Identify the lines containing the word "Default". Copy each one.

[Part of a data file]
--- Start ---

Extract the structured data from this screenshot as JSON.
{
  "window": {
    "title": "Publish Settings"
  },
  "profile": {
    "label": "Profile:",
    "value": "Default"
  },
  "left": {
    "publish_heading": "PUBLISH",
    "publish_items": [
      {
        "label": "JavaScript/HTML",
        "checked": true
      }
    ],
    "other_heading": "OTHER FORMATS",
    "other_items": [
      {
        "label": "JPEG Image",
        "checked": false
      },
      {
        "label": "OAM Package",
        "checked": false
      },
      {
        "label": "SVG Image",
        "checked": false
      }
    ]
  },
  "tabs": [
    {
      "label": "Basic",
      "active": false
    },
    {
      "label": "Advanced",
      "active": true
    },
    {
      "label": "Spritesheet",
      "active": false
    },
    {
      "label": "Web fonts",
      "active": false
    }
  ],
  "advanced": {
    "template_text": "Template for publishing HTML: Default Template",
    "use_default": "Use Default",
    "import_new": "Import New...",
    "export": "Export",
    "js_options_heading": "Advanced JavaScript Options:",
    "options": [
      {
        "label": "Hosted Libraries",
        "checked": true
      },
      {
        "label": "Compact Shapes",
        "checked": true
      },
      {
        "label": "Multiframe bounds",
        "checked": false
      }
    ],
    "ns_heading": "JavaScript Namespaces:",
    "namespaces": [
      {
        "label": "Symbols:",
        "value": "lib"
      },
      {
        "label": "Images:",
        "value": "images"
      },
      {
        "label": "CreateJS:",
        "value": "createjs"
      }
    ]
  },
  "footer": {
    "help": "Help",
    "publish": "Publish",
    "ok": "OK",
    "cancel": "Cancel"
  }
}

--- End ---

#### [WORKED SOLUTION]
    "value": "Default"
    "template_text": "Template for publishing HTML: Default Template",
    "use_default": "Use Default",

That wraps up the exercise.